● **Instruction**
Wherever the string "Whilst" appears, copy the whole line.

(Saved entries)

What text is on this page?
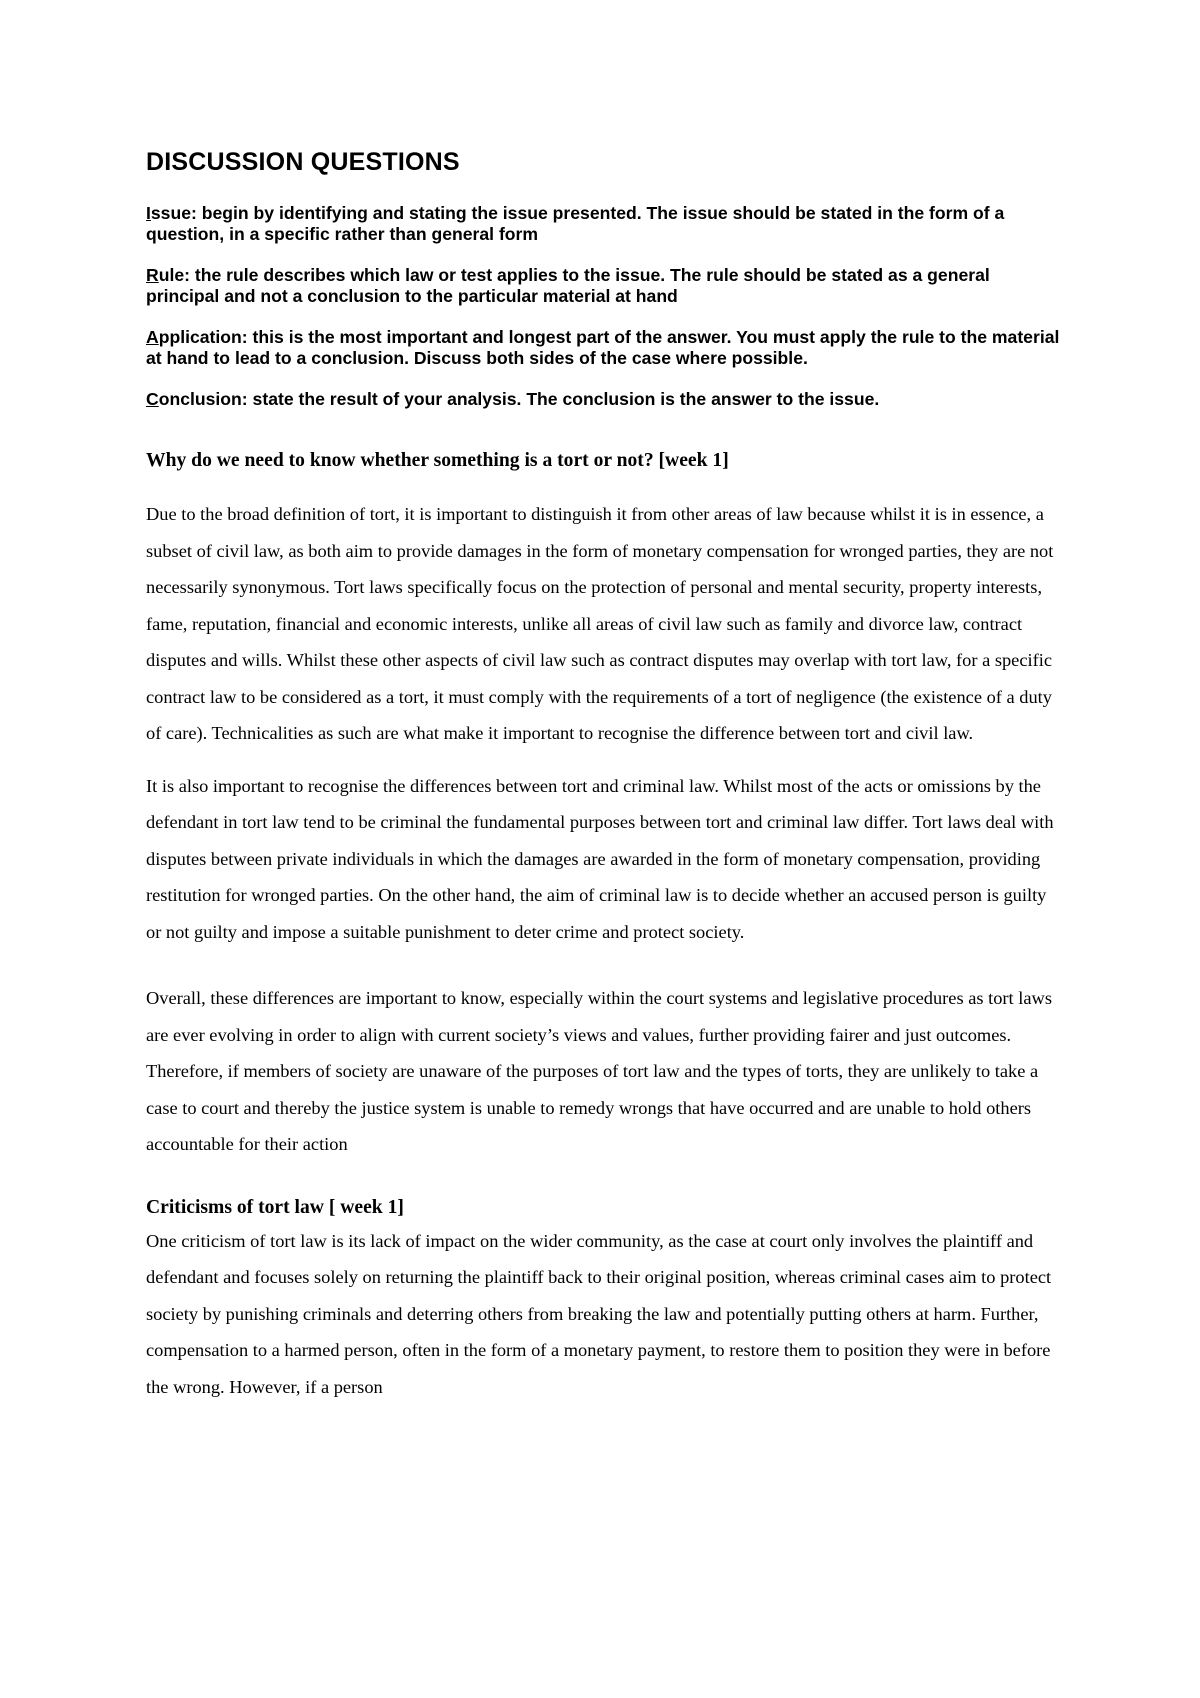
DISCUSSION QUESTIONS

Issue: begin by identifying and stating the issue presented. The issue should be stated in the form of a question, in a specific rather than general form

Rule: the rule describes which law or test applies to the issue. The rule should be stated as a general principal and not a conclusion to the particular material at hand

Application: this is the most important and longest part of the answer. You must apply the rule to the material at hand to lead to a conclusion. Discuss both sides of the case where possible.

Conclusion: state the result of your analysis. The conclusion is the answer to the issue.

Why do we need to know whether something is a tort or not? [week 1]

Due to the broad definition of tort, it is important to distinguish it from other areas of law because whilst it is in essence, a subset of civil law, as both aim to provide damages in the form of monetary compensation for wronged parties, they are not necessarily synonymous. Tort laws specifically focus on the protection of personal and mental security, property interests, fame, reputation, financial and economic interests, unlike all areas of civil law such as family and divorce law, contract disputes and wills. Whilst these other aspects of civil law such as contract disputes may overlap with tort law, for a specific contract law to be considered as a tort, it must comply with the requirements of a tort of negligence (the existence of a duty of care). Technicalities as such are what make it important to recognise the difference between tort and civil law.

It is also important to recognise the differences between tort and criminal law. Whilst most of the acts or omissions by the defendant in tort law tend to be criminal the fundamental purposes between tort and criminal law differ. Tort laws deal with disputes between private individuals in which the damages are awarded in the form of monetary compensation, providing restitution for wronged parties. On the other hand, the aim of criminal law is to decide whether an accused person is guilty or not guilty and impose a suitable punishment to deter crime and protect society.

Overall, these differences are important to know, especially within the court systems and legislative procedures as tort laws are ever evolving in order to align with current society’s views and values, further providing fairer and just outcomes. Therefore, if members of society are unaware of the purposes of tort law and the types of torts, they are unlikely to take a case to court and thereby the justice system is unable to remedy wrongs that have occurred and are unable to hold others accountable for their action

Criticisms of tort law [ week 1]

One criticism of tort law is its lack of impact on the wider community, as the case at court only involves the plaintiff and defendant and focuses solely on returning the plaintiff back to their original position, whereas criminal cases aim to protect society by punishing criminals and deterring others from breaking the law and potentially putting others at harm. Further, compensation to a harmed person, often in the form of a monetary payment, to restore them to position they were in before the wrong. However, if a person
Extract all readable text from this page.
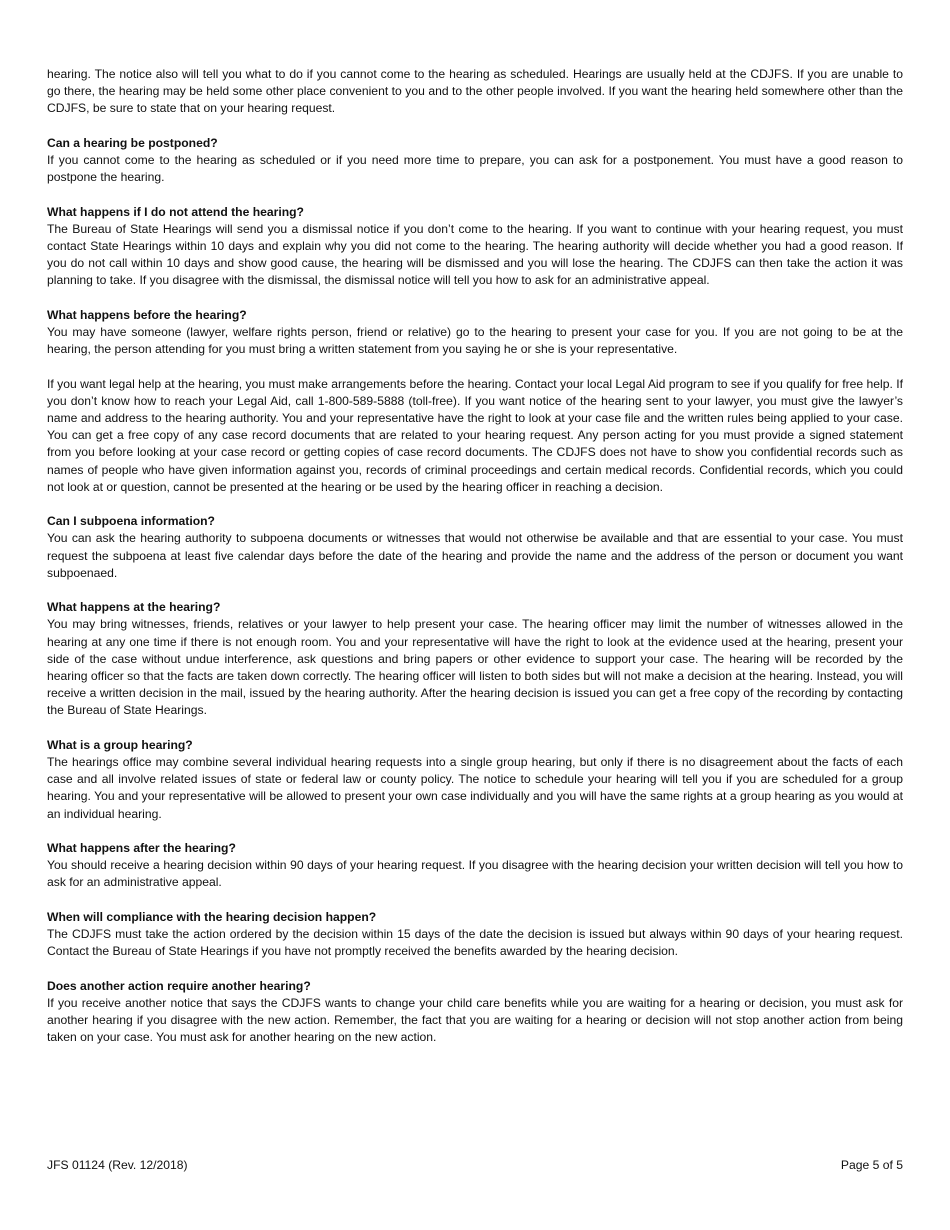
hearing. The notice also will tell you what to do if you cannot come to the hearing as scheduled. Hearings are usually held at the CDJFS. If you are unable to go there, the hearing may be held some other place convenient to you and to the other people involved. If you want the hearing held somewhere other than the CDJFS, be sure to state that on your hearing request.

Can a hearing be postponed?

If you cannot come to the hearing as scheduled or if you need more time to prepare, you can ask for a postponement. You must have a good reason to postpone the hearing.

What happens if I do not attend the hearing?

The Bureau of State Hearings will send you a dismissal notice if you don’t come to the hearing. If you want to continue with your hearing request, you must contact State Hearings within 10 days and explain why you did not come to the hearing. The hearing authority will decide whether you had a good reason. If you do not call within 10 days and show good cause, the hearing will be dismissed and you will lose the hearing. The CDJFS can then take the action it was planning to take. If you disagree with the dismissal, the dismissal notice will tell you how to ask for an administrative appeal.

What happens before the hearing?

You may have someone (lawyer, welfare rights person, friend or relative) go to the hearing to present your case for you. If you are not going to be at the hearing, the person attending for you must bring a written statement from you saying he or she is your representative.

If you want legal help at the hearing, you must make arrangements before the hearing. Contact your local Legal Aid program to see if you qualify for free help. If you don’t know how to reach your Legal Aid, call 1-800-589-5888 (toll-free). If you want notice of the hearing sent to your lawyer, you must give the lawyer’s name and address to the hearing authority. You and your representative have the right to look at your case file and the written rules being applied to your case. You can get a free copy of any case record documents that are related to your hearing request. Any person acting for you must provide a signed statement from you before looking at your case record or getting copies of case record documents. The CDJFS does not have to show you confidential records such as names of people who have given information against you, records of criminal proceedings and certain medical records. Confidential records, which you could not look at or question, cannot be presented at the hearing or be used by the hearing officer in reaching a decision.

Can I subpoena information?

You can ask the hearing authority to subpoena documents or witnesses that would not otherwise be available and that are essential to your case. You must request the subpoena at least five calendar days before the date of the hearing and provide the name and the address of the person or document you want subpoenaed.

What happens at the hearing?

You may bring witnesses, friends, relatives or your lawyer to help present your case. The hearing officer may limit the number of witnesses allowed in the hearing at any one time if there is not enough room. You and your representative will have the right to look at the evidence used at the hearing, present your side of the case without undue interference, ask questions and bring papers or other evidence to support your case. The hearing will be recorded by the hearing officer so that the facts are taken down correctly. The hearing officer will listen to both sides but will not make a decision at the hearing. Instead, you will receive a written decision in the mail, issued by the hearing authority. After the hearing decision is issued you can get a free copy of the recording by contacting the Bureau of State Hearings.

What is a group hearing?

The hearings office may combine several individual hearing requests into a single group hearing, but only if there is no disagreement about the facts of each case and all involve related issues of state or federal law or county policy. The notice to schedule your hearing will tell you if you are scheduled for a group hearing. You and your representative will be allowed to present your own case individually and you will have the same rights at a group hearing as you would at an individual hearing.

What happens after the hearing?

You should receive a hearing decision within 90 days of your hearing request. If you disagree with the hearing decision your written decision will tell you how to ask for an administrative appeal.

When will compliance with the hearing decision happen?

The CDJFS must take the action ordered by the decision within 15 days of the date the decision is issued but always within 90 days of your hearing request. Contact the Bureau of State Hearings if you have not promptly received the benefits awarded by the hearing decision.

Does another action require another hearing?

If you receive another notice that says the CDJFS wants to change your child care benefits while you are waiting for a hearing or decision, you must ask for another hearing if you disagree with the new action. Remember, the fact that you are waiting for a hearing or decision will not stop another action from being taken on your case. You must ask for another hearing on the new action.

JFS 01124 (Rev. 12/2018)	Page 5 of 5
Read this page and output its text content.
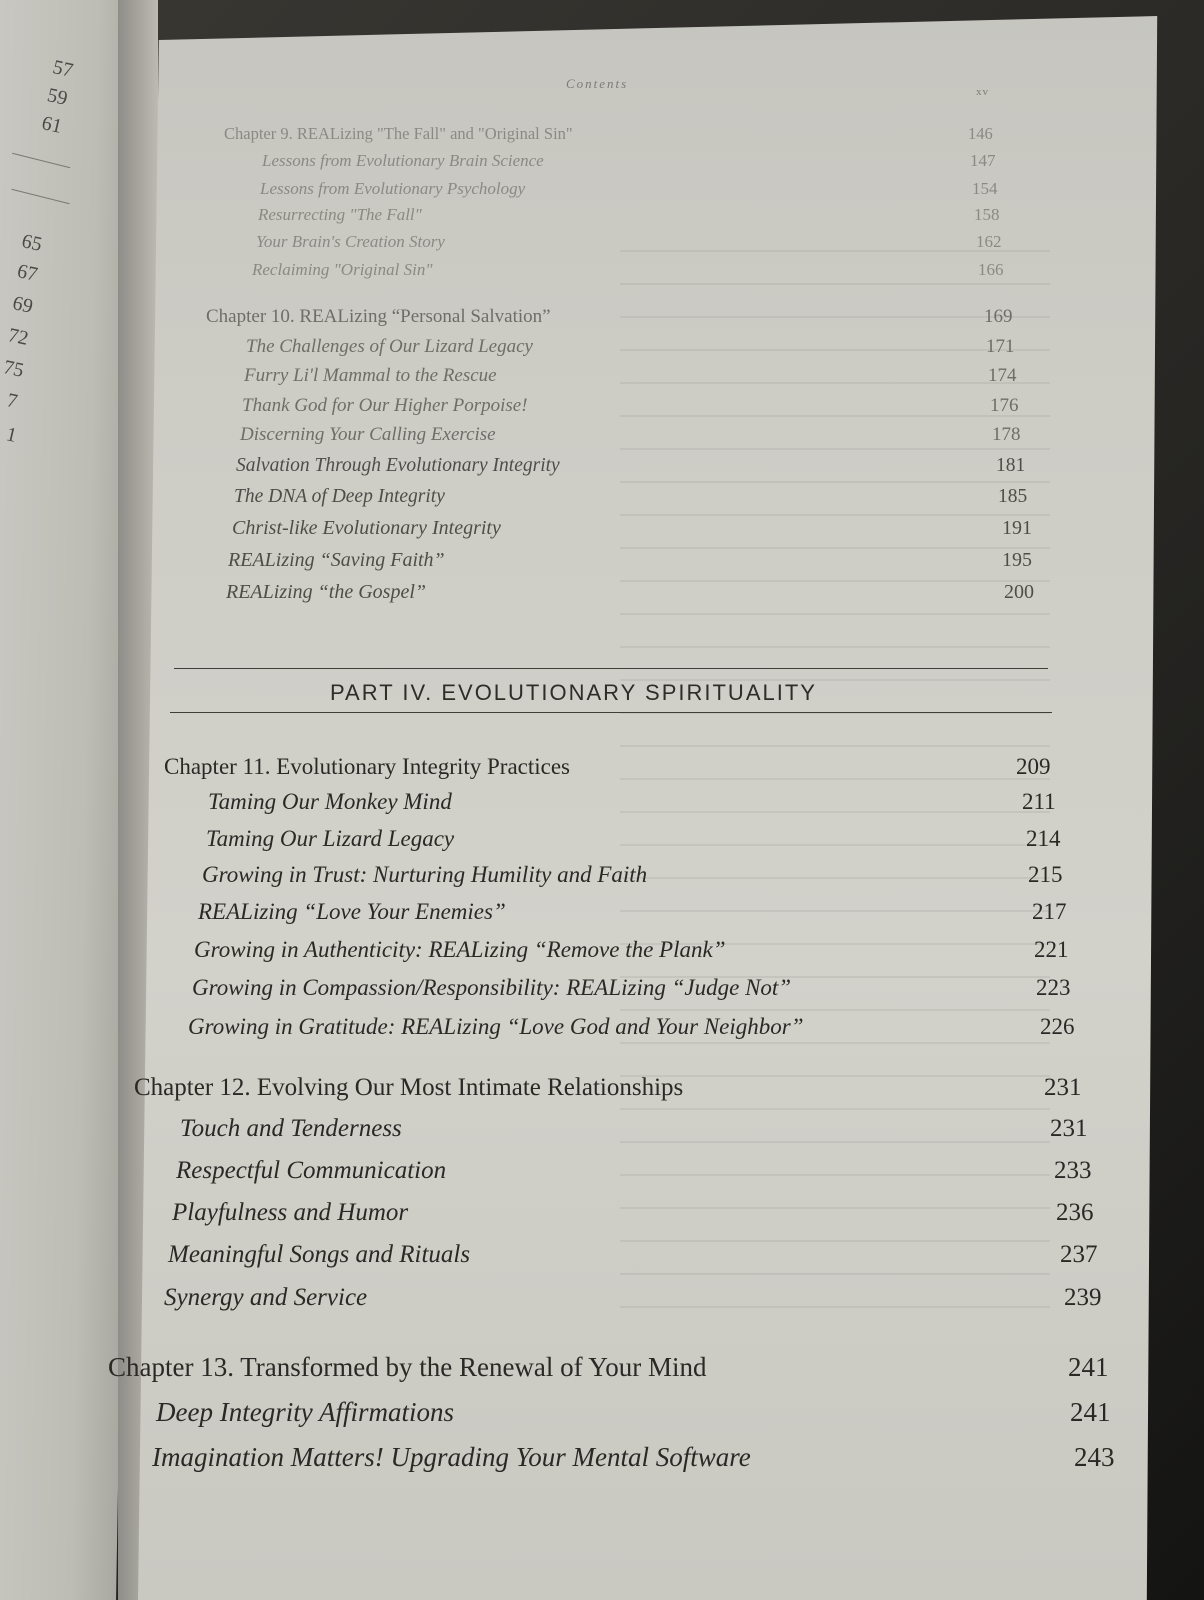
57
59
61
65
67
69
72
75
7
1
Contents
xv
Chapter 9. REALizing "The Fall" and "Original Sin"	146
Lessons from Evolutionary Brain Science	147
Lessons from Evolutionary Psychology	154
Resurrecting "The Fall"	158
Your Brain's Creation Story	162
Reclaiming "Original Sin"	166
Chapter 10. REALizing “Personal Salvation”	169
The Challenges of Our Lizard Legacy	171
Furry Li'l Mammal to the Rescue	174
Thank God for Our Higher Porpoise!	176
Discerning Your Calling Exercise	178
Salvation Through Evolutionary Integrity	181
The DNA of Deep Integrity	185
Christ-like Evolutionary Integrity	191
REALizing “Saving Faith”	195
REALizing “the Gospel”	200
PART IV. EVOLUTIONARY SPIRITUALITY
Chapter 11. Evolutionary Integrity Practices	209
Taming Our Monkey Mind	211
Taming Our Lizard Legacy	214
Growing in Trust: Nurturing Humility and Faith	215
REALizing “Love Your Enemies”	217
Growing in Authenticity: REALizing “Remove the Plank”	221
Growing in Compassion/Responsibility: REALizing “Judge Not”	223
Growing in Gratitude: REALizing “Love God and Your Neighbor”	226
Chapter 12. Evolving Our Most Intimate Relationships	231
Touch and Tenderness	231
Respectful Communication	233
Playfulness and Humor	236
Meaningful Songs and Rituals	237
Synergy and Service	239
Chapter 13. Transformed by the Renewal of Your Mind	241
Deep Integrity Affirmations	241
Imagination Matters! Upgrading Your Mental Software	243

● **Answer for the task**
Due to the broad definition of tort, it is important to distinguish it from other areas of law because whilst it is in essence, a subset of civil law, as both aim to provide damages in the form of monetary compensation for wronged parties, they are not necessarily synonymous. Tort laws specifically focus on the protection of personal and mental security, property interests, fame, reputation, financial and economic interests, unlike all areas of civil law such as family and divorce law, contract disputes and wills. Whilst these other aspects of civil law such as contract disputes may overlap with tort law, for a specific contract law to be considered as a tort, it must comply with the requirements of a tort of negligence (the existence of a duty of care). Technicalities as such are what make it important to recognise the difference between tort and civil law.
It is also important to recognise the differences between tort and criminal law. Whilst most of the acts or omissions by the defendant in tort law tend to be criminal the fundamental purposes between tort and criminal law differ. Tort laws deal with disputes between private individuals in which the damages are awarded in the form of monetary compensation, providing restitution for wronged parties. On the other hand, the aim of criminal law is to decide whether an accused person is guilty or not guilty and impose a suitable punishment to deter crime and protect society.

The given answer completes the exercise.